- _OBJECTIVE_
Sift the listing for lines that hold the string "Alloy" and pull them out.

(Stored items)
··········
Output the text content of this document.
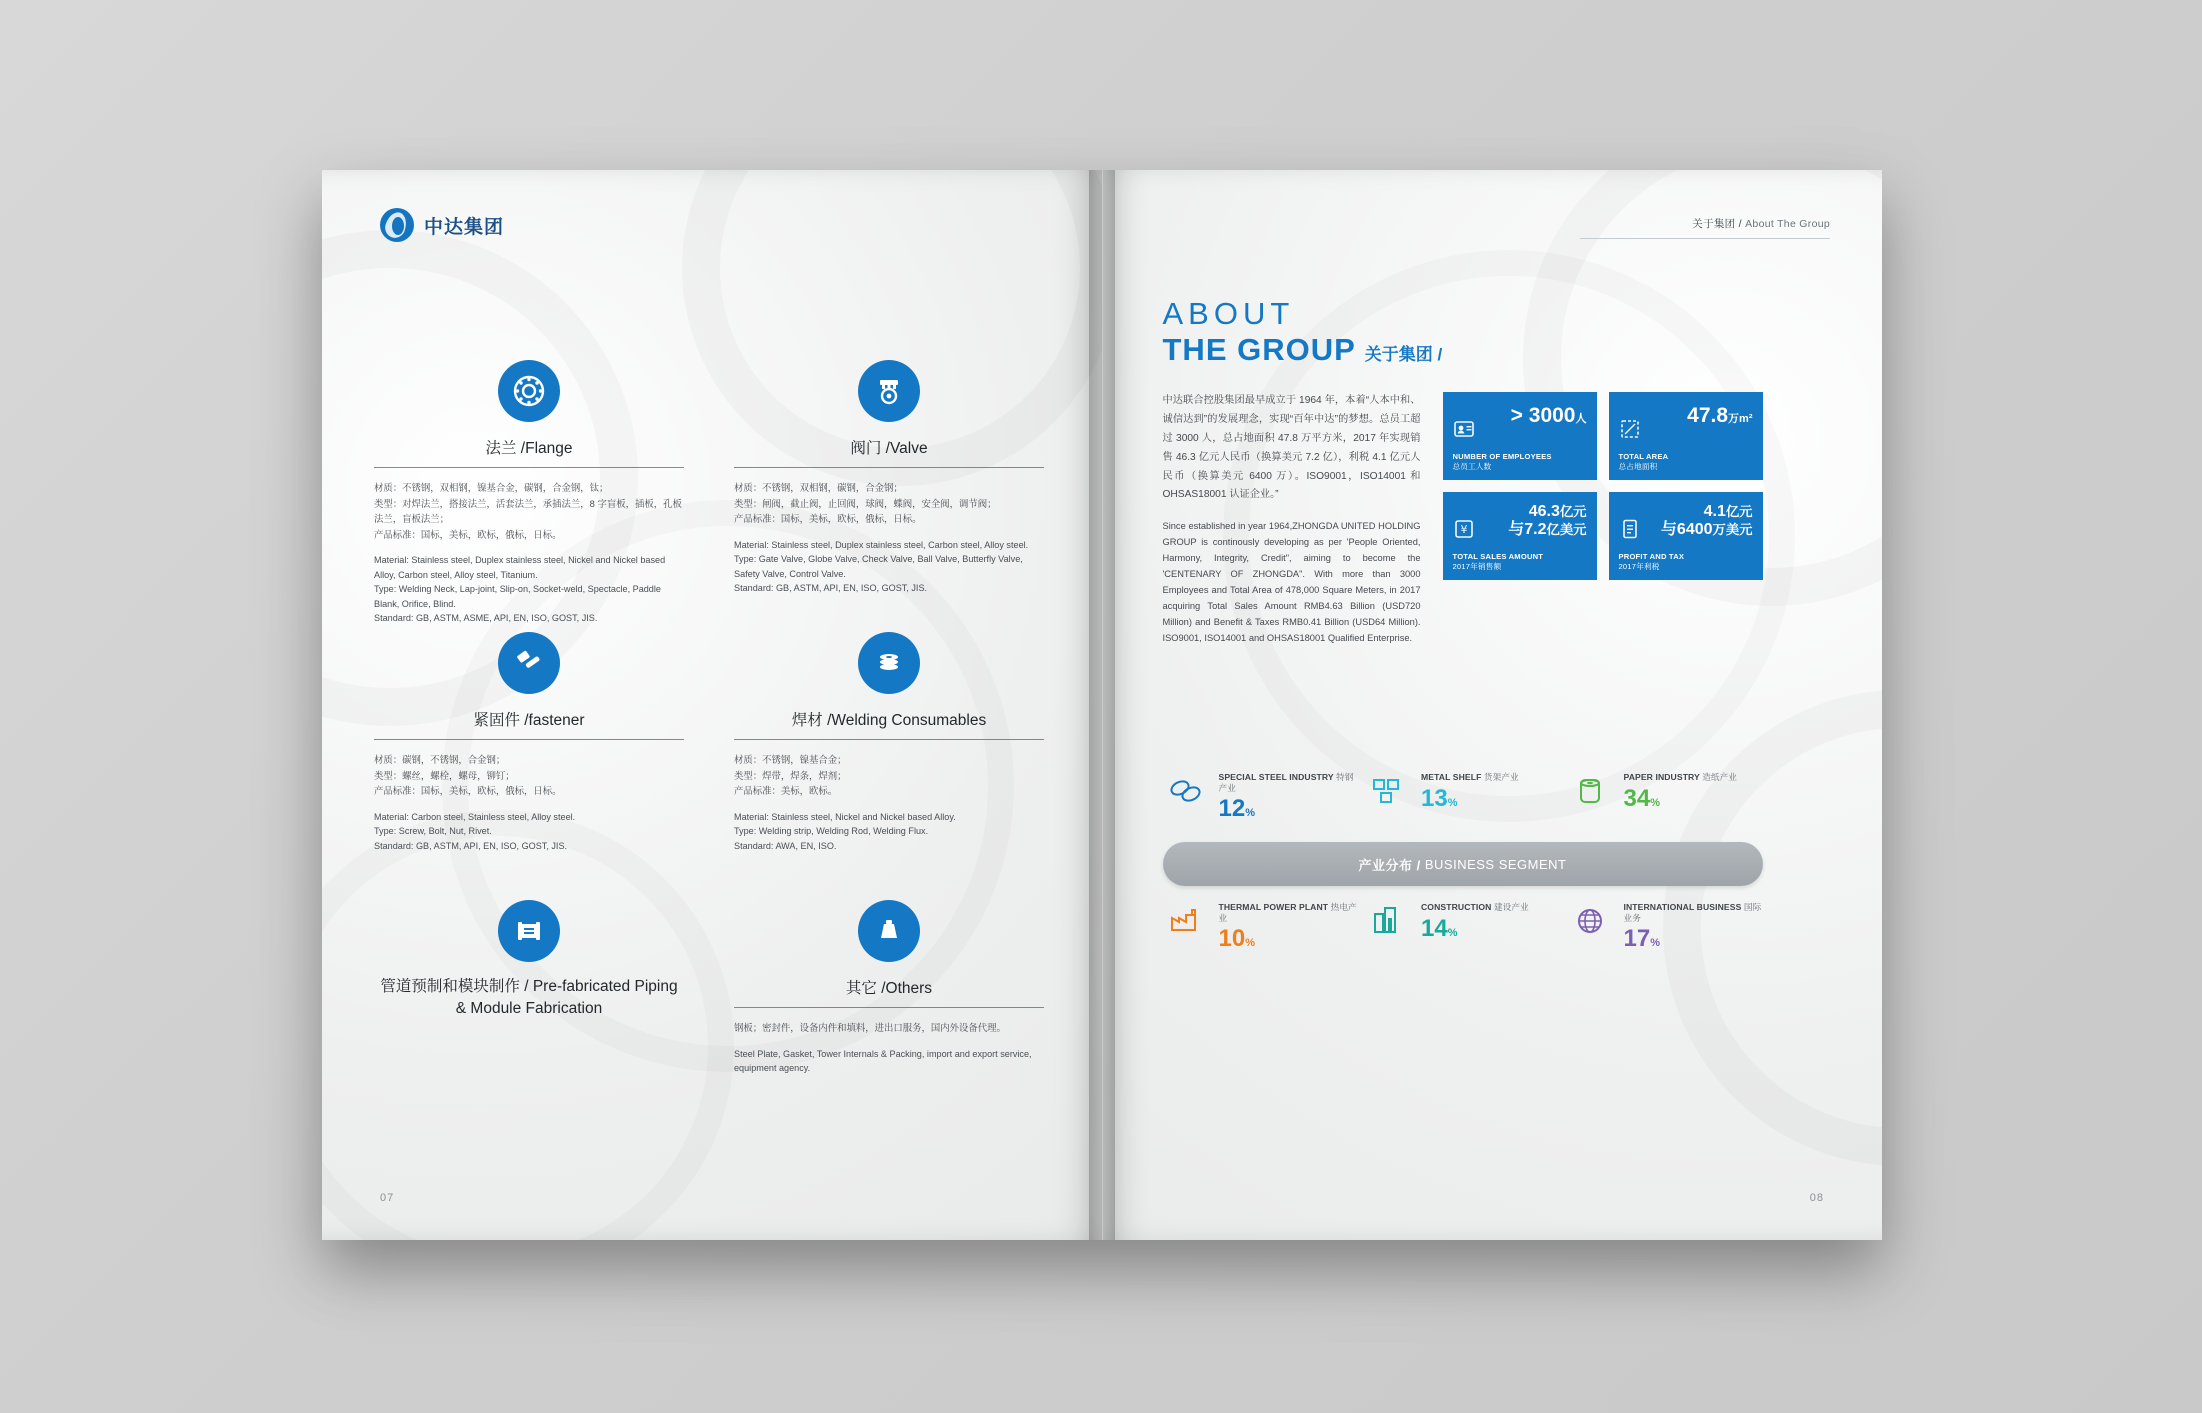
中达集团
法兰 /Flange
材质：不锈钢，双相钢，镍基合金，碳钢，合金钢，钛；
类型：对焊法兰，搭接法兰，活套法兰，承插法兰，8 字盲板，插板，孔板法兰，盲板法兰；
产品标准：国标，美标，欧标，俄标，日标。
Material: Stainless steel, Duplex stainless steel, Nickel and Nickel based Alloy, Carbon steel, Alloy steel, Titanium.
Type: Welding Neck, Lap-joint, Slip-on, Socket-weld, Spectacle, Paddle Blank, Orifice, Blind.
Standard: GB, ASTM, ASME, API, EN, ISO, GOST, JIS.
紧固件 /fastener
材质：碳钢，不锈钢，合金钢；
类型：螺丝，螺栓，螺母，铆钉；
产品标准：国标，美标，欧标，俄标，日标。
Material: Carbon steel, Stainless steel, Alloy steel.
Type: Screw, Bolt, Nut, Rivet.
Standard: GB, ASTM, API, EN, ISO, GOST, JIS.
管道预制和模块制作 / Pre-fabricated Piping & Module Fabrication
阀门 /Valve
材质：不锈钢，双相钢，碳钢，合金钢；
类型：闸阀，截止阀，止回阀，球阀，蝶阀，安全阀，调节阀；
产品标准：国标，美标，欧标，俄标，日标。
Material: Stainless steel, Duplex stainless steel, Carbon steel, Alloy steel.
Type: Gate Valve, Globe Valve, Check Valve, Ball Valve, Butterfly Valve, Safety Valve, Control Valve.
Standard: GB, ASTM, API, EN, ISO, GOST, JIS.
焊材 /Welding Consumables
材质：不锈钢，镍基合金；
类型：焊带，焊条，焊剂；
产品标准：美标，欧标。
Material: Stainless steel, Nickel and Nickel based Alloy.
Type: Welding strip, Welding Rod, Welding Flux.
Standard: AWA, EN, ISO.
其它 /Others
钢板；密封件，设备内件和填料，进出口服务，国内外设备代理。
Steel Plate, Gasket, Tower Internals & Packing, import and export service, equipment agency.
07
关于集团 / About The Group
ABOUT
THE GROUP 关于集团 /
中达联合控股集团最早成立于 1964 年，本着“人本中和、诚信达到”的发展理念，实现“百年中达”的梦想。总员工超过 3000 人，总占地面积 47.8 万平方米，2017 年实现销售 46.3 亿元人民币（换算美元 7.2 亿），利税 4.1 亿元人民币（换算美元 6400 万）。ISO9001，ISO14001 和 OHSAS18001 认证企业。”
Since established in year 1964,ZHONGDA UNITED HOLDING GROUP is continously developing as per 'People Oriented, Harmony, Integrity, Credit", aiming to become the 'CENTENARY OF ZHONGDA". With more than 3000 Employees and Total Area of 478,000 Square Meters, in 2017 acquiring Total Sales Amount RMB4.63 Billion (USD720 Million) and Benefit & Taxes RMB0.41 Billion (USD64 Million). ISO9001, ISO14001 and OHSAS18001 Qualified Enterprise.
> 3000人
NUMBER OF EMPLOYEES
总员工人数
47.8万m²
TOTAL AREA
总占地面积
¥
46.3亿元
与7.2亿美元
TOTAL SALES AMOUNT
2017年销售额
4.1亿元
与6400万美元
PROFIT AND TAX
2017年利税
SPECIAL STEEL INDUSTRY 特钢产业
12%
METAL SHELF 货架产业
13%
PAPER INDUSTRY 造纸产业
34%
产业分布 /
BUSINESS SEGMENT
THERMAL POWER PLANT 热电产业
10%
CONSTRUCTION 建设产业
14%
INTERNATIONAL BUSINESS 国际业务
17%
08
··········
- _COMPLETE RESPONSE_
Material: Stainless steel, Duplex stainless steel, Nickel and Nickel based Alloy, Carbon steel, Alloy steel, Titanium.
Material: Carbon steel, Stainless steel, Alloy steel.
Material: Stainless steel, Duplex stainless steel, Carbon steel, Alloy steel.
Material: Stainless steel, Nickel and Nickel based Alloy.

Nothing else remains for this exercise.